## Teks Bacaan
<<<<

Tuntutan para Hakim ini adalah kenaikan tunjangan mereka yang sudah 12 tahun tidak mengalami kenaikan. Peraturan pemerintah no 94 tahun 2012 tentang Hak keuangan dan fasilitas hakim belum dirubah. Sementara ASN lain dengan beban kerja yang tidak terlalu berat malah sudah berkali kali mengalami kenaikan.

Merespon aksi Cuti bersama Hakim yang berdampak juga sampai di Pengadilan negeri Tobelo yang tidak ada persidangan, ketua LBH Rakyat Halut Egbert Hoata SH angkat bicara.

“12 Tahun tunjangan hakim tidak alami kenaikan, itu sangat wajar untuk mereka melakukan aksi dan tuntutan ini. Supaya pemerintah memperhatikan serius. Beban kerja para hakim itu sangat berat. Malah mungkin kadang ASN lain saat pulang di rumah, langsung istirahat. Beda dengan Hakim, mungkin saja saat pulang dirumah, mereka masih harus kerja ekstra untuk mempelajari kasus dan perkara yang disidangkan tadi. Sampai harus membuat putusan yang tebalnya sangat banyak. Ini kerja yang berat. Jadi wajar saja jika mereka harus dihargai lebih dibanding yang lain” katanya.

>>>>

## Tugas a
Ringkaslah teks bacaan tentang tuntutan tunjangan hakim dalam dua kalimat.
Teks bacaan ini tidak ada hubungannya dengan baris data di bawah.

## Baris Data
<<<<

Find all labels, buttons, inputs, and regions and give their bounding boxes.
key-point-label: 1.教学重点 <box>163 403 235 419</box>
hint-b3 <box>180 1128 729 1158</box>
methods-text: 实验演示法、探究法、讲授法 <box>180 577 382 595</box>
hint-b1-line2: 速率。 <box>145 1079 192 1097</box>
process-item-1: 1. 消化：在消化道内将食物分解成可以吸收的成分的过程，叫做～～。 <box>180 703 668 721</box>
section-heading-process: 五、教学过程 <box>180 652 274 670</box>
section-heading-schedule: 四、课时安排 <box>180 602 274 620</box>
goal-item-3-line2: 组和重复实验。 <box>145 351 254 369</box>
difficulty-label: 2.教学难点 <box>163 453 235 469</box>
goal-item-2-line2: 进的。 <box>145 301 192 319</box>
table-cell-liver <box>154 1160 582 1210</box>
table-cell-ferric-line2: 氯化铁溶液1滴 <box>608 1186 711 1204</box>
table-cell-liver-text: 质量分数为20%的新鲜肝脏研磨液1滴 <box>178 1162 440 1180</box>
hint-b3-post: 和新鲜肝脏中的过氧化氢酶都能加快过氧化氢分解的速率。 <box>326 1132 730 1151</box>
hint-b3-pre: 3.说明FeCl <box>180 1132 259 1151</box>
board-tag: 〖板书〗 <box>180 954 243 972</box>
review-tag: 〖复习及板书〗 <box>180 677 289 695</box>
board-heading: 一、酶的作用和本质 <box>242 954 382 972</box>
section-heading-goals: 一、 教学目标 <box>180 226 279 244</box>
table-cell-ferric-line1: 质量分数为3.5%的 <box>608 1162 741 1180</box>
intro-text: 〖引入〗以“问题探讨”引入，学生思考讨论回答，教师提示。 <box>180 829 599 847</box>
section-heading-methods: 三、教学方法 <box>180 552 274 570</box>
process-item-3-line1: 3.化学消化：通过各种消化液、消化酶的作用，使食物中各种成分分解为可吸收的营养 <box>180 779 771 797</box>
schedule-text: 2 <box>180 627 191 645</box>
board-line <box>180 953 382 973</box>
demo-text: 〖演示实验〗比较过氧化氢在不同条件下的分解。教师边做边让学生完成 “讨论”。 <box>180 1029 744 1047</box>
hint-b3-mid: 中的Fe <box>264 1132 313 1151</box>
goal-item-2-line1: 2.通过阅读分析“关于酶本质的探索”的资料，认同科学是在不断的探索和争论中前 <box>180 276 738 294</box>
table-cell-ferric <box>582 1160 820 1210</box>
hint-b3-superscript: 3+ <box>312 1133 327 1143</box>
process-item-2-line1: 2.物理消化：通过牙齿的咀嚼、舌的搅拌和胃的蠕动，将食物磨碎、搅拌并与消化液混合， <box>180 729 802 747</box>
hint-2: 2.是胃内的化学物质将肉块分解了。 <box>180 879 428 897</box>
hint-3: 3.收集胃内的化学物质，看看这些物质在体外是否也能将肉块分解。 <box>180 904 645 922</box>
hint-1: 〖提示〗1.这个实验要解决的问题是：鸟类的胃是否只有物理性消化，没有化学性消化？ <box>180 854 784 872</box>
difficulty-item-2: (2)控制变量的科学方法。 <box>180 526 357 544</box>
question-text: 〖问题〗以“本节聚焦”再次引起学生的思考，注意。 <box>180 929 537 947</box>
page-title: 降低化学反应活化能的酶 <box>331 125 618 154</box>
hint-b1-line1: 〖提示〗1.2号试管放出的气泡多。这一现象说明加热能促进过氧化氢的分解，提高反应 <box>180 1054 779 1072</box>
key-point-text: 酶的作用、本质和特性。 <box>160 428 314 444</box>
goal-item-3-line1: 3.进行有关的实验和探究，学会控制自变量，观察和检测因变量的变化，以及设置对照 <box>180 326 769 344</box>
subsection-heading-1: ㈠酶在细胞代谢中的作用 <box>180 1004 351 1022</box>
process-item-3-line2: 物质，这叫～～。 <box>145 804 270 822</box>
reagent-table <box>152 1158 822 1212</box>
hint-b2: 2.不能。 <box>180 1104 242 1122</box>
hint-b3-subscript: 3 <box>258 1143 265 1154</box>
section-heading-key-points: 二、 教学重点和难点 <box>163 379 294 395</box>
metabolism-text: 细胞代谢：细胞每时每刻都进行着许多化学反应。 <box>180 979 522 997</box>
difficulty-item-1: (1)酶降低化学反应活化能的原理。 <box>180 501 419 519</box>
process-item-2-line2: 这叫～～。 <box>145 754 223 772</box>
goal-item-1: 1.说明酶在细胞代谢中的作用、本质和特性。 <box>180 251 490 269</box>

>>>>
<<<<

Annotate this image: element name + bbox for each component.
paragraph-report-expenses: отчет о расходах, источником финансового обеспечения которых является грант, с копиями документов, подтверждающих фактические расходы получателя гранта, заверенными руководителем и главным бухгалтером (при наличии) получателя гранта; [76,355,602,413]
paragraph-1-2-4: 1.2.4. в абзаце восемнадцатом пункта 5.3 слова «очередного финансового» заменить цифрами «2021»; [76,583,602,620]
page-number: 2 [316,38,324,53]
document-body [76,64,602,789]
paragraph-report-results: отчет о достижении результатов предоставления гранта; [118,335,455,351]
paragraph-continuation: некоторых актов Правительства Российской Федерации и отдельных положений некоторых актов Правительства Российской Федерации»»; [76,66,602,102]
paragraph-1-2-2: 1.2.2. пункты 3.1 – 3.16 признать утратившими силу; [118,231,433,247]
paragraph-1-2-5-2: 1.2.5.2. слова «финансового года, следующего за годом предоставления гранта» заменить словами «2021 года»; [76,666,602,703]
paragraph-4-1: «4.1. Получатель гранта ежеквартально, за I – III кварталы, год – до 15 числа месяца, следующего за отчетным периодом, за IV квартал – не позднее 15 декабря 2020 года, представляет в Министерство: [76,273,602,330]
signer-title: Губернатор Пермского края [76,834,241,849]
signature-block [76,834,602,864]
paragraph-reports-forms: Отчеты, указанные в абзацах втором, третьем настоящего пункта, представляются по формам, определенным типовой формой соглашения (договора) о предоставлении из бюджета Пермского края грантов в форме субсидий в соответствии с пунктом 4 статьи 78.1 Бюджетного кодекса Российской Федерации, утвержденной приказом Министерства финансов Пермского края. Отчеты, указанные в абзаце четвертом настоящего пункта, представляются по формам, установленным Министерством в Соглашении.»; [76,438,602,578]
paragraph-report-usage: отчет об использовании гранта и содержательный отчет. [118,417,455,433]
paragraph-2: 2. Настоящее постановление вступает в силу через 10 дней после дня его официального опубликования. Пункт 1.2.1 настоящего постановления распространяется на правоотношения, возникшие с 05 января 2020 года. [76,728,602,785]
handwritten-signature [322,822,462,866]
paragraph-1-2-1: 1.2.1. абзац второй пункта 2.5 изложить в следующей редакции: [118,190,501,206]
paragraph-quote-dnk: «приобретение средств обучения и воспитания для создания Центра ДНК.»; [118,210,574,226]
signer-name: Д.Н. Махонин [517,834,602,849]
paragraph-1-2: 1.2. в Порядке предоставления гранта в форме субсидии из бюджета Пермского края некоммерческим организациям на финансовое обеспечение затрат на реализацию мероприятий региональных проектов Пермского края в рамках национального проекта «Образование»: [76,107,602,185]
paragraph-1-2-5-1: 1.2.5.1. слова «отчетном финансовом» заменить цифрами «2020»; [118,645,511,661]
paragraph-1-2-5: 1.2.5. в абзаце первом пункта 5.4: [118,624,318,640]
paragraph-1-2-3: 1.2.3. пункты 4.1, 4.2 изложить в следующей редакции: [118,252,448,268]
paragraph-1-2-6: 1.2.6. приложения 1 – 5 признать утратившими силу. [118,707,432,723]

>>>>

## Tugas b
Tuliskan ulang persis bagian baris data yang diawali baris yang memuat "Find all labels, buttons, inputs, and" dan diakhiri baris yang memuat "hint-b3-superscript: 3+ <box>312", termasuk kedua baris tersebut.

## Jawaban Tugas a
Para hakim menuntut kenaikan tunjangan yang sudah 12 tahun tidak naik karena Peraturan Pemerintah No. 94 Tahun 2012 tentang hak keuangan dan fasilitas hakim belum diubah, sementara ASN lain dengan beban kerja yang lebih ringan sudah berkali-kali mengalami kenaikan. Aksi cuti bersama hakim ini membuat Pengadilan Negeri Tobelo tidak menggelar persidangan, dan ketua LBH Rakyat Halut, Egbert Hoata SH, menilai aksi itu wajar karena beban kerja hakim sangat berat sehingga mereka layak dihargai lebih dibanding yang lain.

## Jawaban Tugas b
Find all labels, buttons, inputs, and regions and give their bounding boxes.
key-point-label: 1.教学重点 <box>163 403 235 419</box>
hint-b3 <box>180 1128 729 1158</box>
methods-text: 实验演示法、探究法、讲授法 <box>180 577 382 595</box>
hint-b1-line2: 速率。 <box>145 1079 192 1097</box>
process-item-1: 1. 消化：在消化道内将食物分解成可以吸收的成分的过程，叫做～～。 <box>180 703 668 721</box>
section-heading-process: 五、教学过程 <box>180 652 274 670</box>
section-heading-schedule: 四、课时安排 <box>180 602 274 620</box>
goal-item-3-line2: 组和重复实验。 <box>145 351 254 369</box>
difficulty-label: 2.教学难点 <box>163 453 235 469</box>
goal-item-2-line2: 进的。 <box>145 301 192 319</box>
table-cell-liver <box>154 1160 582 1210</box>
table-cell-ferric-line2: 氯化铁溶液1滴 <box>608 1186 711 1204</box>
table-cell-liver-text: 质量分数为20%的新鲜肝脏研磨液1滴 <box>178 1162 440 1180</box>
hint-b3-post: 和新鲜肝脏中的过氧化氢酶都能加快过氧化氢分解的速率。 <box>326 1132 730 1151</box>
hint-b3-pre: 3.说明FeCl <box>180 1132 259 1151</box>
board-tag: 〖板书〗 <box>180 954 243 972</box>
review-tag: 〖复习及板书〗 <box>180 677 289 695</box>
board-heading: 一、酶的作用和本质 <box>242 954 382 972</box>
section-heading-goals: 一、 教学目标 <box>180 226 279 244</box>
table-cell-ferric-line1: 质量分数为3.5%的 <box>608 1162 741 1180</box>
intro-text: 〖引入〗以“问题探讨”引入，学生思考讨论回答，教师提示。 <box>180 829 599 847</box>
section-heading-methods: 三、教学方法 <box>180 552 274 570</box>
process-item-3-line1: 3.化学消化：通过各种消化液、消化酶的作用，使食物中各种成分分解为可吸收的营养 <box>180 779 771 797</box>
schedule-text: 2 <box>180 627 191 645</box>
board-line <box>180 953 382 973</box>
demo-text: 〖演示实验〗比较过氧化氢在不同条件下的分解。教师边做边让学生完成 “讨论”。 <box>180 1029 744 1047</box>
hint-b3-mid: 中的Fe <box>264 1132 313 1151</box>
goal-item-2-line1: 2.通过阅读分析“关于酶本质的探索”的资料，认同科学是在不断的探索和争论中前 <box>180 276 738 294</box>
table-cell-ferric <box>582 1160 820 1210</box>
hint-b3-superscript: 3+ <box>312 1133 327 1143</box>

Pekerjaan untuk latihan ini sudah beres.